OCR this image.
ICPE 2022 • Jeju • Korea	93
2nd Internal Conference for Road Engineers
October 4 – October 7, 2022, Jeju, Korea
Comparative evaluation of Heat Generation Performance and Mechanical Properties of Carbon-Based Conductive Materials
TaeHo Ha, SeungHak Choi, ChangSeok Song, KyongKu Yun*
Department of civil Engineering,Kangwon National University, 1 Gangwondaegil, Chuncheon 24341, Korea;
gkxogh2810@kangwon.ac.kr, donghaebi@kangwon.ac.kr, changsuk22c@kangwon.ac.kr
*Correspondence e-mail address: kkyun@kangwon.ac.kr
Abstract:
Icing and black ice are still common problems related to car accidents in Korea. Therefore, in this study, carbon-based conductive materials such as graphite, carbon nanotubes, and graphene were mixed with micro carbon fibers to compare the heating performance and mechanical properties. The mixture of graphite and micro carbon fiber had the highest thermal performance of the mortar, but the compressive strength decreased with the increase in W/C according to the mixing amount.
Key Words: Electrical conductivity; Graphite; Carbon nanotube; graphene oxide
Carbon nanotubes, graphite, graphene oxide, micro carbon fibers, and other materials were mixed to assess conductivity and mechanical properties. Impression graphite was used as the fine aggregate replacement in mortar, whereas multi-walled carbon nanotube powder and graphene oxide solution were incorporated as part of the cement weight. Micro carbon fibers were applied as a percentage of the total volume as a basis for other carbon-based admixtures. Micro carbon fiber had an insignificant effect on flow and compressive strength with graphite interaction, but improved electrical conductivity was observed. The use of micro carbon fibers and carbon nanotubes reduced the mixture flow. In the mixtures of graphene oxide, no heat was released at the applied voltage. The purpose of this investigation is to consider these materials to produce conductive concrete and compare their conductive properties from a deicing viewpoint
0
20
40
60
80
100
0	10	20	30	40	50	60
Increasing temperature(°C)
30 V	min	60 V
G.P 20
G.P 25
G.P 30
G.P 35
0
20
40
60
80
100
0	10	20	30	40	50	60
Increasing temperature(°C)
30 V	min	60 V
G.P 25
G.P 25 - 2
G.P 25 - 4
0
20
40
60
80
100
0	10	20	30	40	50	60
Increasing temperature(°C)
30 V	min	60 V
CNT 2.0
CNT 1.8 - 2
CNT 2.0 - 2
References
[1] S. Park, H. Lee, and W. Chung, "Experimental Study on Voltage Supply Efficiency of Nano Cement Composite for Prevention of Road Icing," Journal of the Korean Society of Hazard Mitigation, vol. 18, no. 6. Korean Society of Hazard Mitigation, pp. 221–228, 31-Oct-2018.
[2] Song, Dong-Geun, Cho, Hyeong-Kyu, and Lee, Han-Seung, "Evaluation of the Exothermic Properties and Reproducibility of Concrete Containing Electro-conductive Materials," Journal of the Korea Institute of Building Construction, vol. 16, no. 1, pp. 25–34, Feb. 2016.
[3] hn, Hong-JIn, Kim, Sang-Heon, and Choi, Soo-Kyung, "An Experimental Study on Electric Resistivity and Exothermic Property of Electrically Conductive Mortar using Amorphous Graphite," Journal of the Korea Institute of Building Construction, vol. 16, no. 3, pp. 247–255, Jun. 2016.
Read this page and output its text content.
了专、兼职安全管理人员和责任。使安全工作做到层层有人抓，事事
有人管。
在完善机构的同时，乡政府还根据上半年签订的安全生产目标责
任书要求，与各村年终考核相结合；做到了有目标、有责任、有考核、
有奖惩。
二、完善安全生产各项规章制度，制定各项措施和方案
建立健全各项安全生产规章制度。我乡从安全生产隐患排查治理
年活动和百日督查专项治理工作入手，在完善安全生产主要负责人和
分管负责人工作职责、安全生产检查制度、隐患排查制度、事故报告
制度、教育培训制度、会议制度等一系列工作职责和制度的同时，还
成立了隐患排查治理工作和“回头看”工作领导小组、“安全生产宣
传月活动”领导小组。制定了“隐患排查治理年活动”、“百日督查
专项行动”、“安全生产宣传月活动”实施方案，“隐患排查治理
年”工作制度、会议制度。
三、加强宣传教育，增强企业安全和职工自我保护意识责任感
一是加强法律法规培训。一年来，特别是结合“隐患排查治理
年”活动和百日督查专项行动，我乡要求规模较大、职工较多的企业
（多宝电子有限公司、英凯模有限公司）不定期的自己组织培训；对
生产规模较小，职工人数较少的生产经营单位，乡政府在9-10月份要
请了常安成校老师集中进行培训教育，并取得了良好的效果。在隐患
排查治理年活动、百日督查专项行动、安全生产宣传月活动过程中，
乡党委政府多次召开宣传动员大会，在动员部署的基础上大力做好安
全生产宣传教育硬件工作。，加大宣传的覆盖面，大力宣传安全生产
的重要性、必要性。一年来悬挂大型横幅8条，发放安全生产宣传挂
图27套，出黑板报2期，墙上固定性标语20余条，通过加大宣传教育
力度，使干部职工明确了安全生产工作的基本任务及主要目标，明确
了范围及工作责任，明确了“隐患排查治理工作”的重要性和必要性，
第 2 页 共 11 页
--*--
Set down every line of the listing above again, exactly as given.

• _Finished task_
OCR this image.
ICPE 2022 • Jeju • Korea	93
2nd Internal Conference for Road Engineers
October 4 – October 7, 2022, Jeju, Korea
Comparative evaluation of Heat Generation Performance and Mechanical Properties of Carbon-Based Conductive Materials
TaeHo Ha, SeungHak Choi, ChangSeok Song, KyongKu Yun*
Department of civil Engineering,Kangwon National University, 1 Gangwondaegil, Chuncheon 24341, Korea;
gkxogh2810@kangwon.ac.kr, donghaebi@kangwon.ac.kr, changsuk22c@kangwon.ac.kr
*Correspondence e-mail address: kkyun@kangwon.ac.kr
Abstract:
Icing and black ice are still common problems related to car accidents in Korea. Therefore, in this study, carbon-based conductive materials such as graphite, carbon nanotubes, and graphene were mixed with micro carbon fibers to compare the heating performance and mechanical properties. The mixture of graphite and micro carbon fiber had the highest thermal performance of the mortar, but the compressive strength decreased with the increase in W/C according to the mixing amount.
Key Words: Electrical conductivity; Graphite; Carbon nanotube; graphene oxide
Carbon nanotubes, graphite, graphene oxide, micro carbon fibers, and other materials were mixed to assess conductivity and mechanical properties. Impression graphite was used as the fine aggregate replacement in mortar, whereas multi-walled carbon nanotube powder and graphene oxide solution were incorporated as part of the cement weight. Micro carbon fibers were applied as a percentage of the total volume as a basis for other carbon-based admixtures. Micro carbon fiber had an insignificant effect on flow and compressive strength with graphite interaction, but improved electrical conductivity was observed. The use of micro carbon fibers and carbon nanotubes reduced the mixture flow. In the mixtures of graphene oxide, no heat was released at the applied voltage. The purpose of this investigation is to consider these materials to produce conductive concrete and compare their conductive properties from a deicing viewpoint
0
20
40
60
80
100
0	10	20	30	40	50	60
Increasing temperature(°C)
30 V	min	60 V
G.P 20
G.P 25
G.P 30
G.P 35
0
20
40
60
80
100
0	10	20	30	40	50	60
Increasing temperature(°C)
30 V	min	60 V
G.P 25
G.P 25 - 2
G.P 25 - 4
0
20
40
60
80
100
0	10	20	30	40	50	60
Increasing temperature(°C)
30 V	min	60 V
CNT 2.0
CNT 1.8 - 2
CNT 2.0 - 2
References
[1] S. Park, H. Lee, and W. Chung, "Experimental Study on Voltage Supply Efficiency of Nano Cement Composite for Prevention of Road Icing," Journal of the Korean Society of Hazard Mitigation, vol. 18, no. 6. Korean Society of Hazard Mitigation, pp. 221–228, 31-Oct-2018.
[2] Song, Dong-Geun, Cho, Hyeong-Kyu, and Lee, Han-Seung, "Evaluation of the Exothermic Properties and Reproducibility of Concrete Containing Electro-conductive Materials," Journal of the Korea Institute of Building Construction, vol. 16, no. 1, pp. 25–34, Feb. 2016.
[3] hn, Hong-JIn, Kim, Sang-Heon, and Choi, Soo-Kyung, "An Experimental Study on Electric Resistivity and Exothermic Property of Electrically Conductive Mortar using Amorphous Graphite," Journal of the Korea Institute of Building Construction, vol. 16, no. 3, pp. 247–255, Jun. 2016.
Read this page and output its text content.
了专、兼职安全管理人员和责任。使安全工作做到层层有人抓，事事
有人管。
在完善机构的同时，乡政府还根据上半年签订的安全生产目标责
任书要求，与各村年终考核相结合；做到了有目标、有责任、有考核、
有奖惩。
二、完善安全生产各项规章制度，制定各项措施和方案
建立健全各项安全生产规章制度。我乡从安全生产隐患排查治理
年活动和百日督查专项治理工作入手，在完善安全生产主要负责人和
分管负责人工作职责、安全生产检查制度、隐患排查制度、事故报告
制度、教育培训制度、会议制度等一系列工作职责和制度的同时，还
成立了隐患排查治理工作和“回头看”工作领导小组、“安全生产宣
传月活动”领导小组。制定了“隐患排查治理年活动”、“百日督查
专项行动”、“安全生产宣传月活动”实施方案，“隐患排查治理
年”工作制度、会议制度。
三、加强宣传教育，增强企业安全和职工自我保护意识责任感
一是加强法律法规培训。一年来，特别是结合“隐患排查治理
年”活动和百日督查专项行动，我乡要求规模较大、职工较多的企业
（多宝电子有限公司、英凯模有限公司）不定期的自己组织培训；对
生产规模较小，职工人数较少的生产经营单位，乡政府在9-10月份要
请了常安成校老师集中进行培训教育，并取得了良好的效果。在隐患
排查治理年活动、百日督查专项行动、安全生产宣传月活动过程中，
乡党委政府多次召开宣传动员大会，在动员部署的基础上大力做好安
全生产宣传教育硬件工作。，加大宣传的覆盖面，大力宣传安全生产
的重要性、必要性。一年来悬挂大型横幅8条，发放安全生产宣传挂
图27套，出黑板报2期，墙上固定性标语20余条，通过加大宣传教育
力度，使干部职工明确了安全生产工作的基本任务及主要目标，明确
了范围及工作责任，明确了“隐患排查治理工作”的重要性和必要性，
第 2 页 共 11 页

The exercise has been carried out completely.